_What needs to be done_
Nothing but the lines from the line with "Output a JSON" to the line with "Read all visible content and emit it as JSON.", both included, is to be repeated, and those exactly. Leave out the pictures.

_Available data_
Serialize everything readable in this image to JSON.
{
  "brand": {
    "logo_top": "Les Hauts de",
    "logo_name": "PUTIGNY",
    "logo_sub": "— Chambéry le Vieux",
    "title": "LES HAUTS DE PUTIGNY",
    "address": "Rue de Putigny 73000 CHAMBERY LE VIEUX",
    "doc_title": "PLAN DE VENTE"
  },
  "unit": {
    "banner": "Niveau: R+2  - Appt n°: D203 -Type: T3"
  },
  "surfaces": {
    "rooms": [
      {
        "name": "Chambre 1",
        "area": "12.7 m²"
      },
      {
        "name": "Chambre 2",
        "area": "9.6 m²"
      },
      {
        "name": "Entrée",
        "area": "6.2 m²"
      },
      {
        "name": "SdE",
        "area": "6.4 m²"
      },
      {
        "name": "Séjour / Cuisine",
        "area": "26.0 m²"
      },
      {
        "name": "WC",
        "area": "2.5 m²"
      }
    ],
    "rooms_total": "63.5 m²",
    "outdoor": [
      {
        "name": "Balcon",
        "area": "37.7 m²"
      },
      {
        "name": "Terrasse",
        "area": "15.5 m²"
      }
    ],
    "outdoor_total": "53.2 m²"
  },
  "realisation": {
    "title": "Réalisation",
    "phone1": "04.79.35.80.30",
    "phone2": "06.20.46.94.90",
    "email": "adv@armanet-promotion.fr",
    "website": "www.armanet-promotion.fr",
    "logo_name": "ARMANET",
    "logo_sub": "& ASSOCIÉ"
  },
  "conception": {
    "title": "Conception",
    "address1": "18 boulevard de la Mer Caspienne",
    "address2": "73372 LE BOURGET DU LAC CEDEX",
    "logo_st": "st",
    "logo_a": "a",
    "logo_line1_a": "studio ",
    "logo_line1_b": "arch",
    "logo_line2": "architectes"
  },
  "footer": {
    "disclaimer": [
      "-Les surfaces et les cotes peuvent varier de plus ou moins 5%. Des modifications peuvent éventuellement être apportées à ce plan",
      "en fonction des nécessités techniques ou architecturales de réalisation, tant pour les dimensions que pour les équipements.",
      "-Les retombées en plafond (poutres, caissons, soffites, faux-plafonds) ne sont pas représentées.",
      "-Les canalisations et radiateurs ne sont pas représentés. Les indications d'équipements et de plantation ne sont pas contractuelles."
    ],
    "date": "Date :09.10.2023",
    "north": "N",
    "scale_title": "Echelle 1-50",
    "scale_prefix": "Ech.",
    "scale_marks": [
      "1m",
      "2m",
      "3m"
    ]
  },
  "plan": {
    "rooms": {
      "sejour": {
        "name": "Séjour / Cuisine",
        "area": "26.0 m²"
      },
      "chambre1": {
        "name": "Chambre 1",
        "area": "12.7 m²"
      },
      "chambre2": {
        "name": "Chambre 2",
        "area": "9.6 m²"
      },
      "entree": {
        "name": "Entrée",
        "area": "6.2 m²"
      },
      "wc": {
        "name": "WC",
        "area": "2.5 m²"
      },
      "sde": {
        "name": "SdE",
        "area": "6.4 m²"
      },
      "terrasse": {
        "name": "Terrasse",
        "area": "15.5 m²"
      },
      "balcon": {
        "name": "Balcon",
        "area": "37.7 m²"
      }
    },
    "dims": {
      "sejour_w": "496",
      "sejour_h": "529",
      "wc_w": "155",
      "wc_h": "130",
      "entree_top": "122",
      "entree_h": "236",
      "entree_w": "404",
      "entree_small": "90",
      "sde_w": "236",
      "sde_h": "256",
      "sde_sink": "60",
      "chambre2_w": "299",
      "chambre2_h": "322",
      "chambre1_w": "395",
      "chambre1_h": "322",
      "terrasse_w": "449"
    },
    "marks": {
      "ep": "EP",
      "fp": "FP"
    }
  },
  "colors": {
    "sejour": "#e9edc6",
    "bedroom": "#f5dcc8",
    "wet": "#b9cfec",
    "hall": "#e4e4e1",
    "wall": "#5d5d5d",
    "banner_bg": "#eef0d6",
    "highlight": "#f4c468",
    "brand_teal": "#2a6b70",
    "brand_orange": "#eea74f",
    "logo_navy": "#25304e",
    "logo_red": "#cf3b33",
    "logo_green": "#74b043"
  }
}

==

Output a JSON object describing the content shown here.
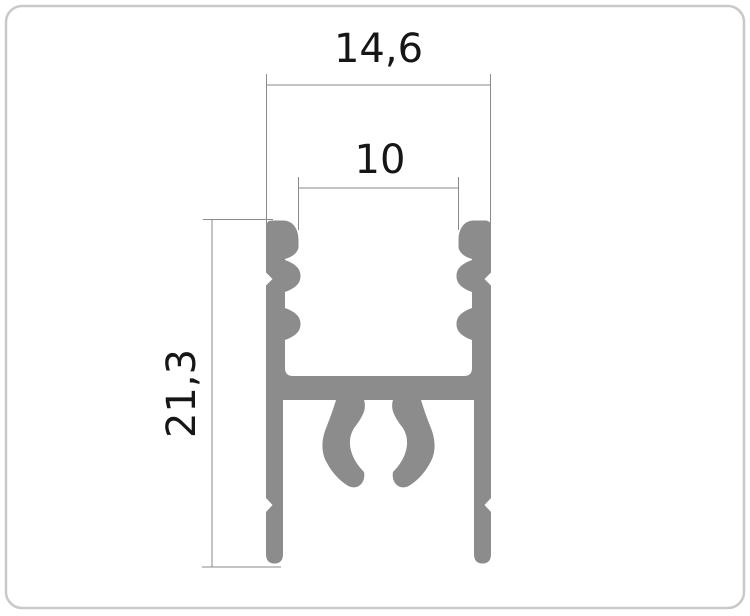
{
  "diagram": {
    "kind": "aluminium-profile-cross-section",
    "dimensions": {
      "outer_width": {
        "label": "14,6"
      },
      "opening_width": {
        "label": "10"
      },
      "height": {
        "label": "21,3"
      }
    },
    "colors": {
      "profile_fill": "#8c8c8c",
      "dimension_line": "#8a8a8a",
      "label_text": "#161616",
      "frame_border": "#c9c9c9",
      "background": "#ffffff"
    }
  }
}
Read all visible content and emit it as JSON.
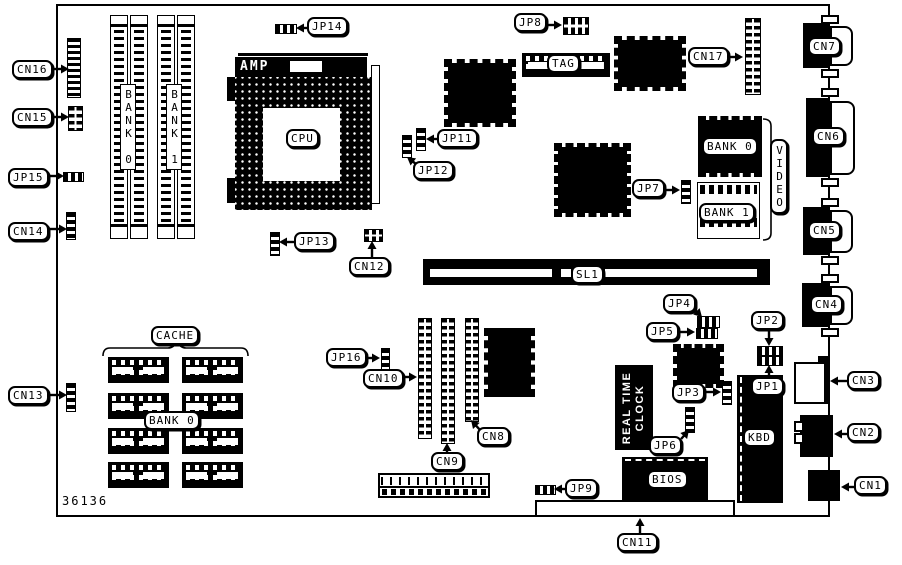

_Exercise solution_
Output a JSON object describing the content shown here.
{
  "diagram": {
    "kind": "aluminium-profile-cross-section",
    "dimensions": {
      "outer_width": {
        "label": "14,6"
      },
      "opening_width": {
        "label": "10"
      },
      "height": {
        "label": "21,3"
      }
    },
    "colors": {
      "profile_fill": "#8c8c8c",
      "dimension_line": "#8a8a8a",
      "label_text": "#161616",
      "frame_border": "#c9c9c9",
      "background": "#ffffff"
    }
  }
}
Read all visible content and emit it as JSON.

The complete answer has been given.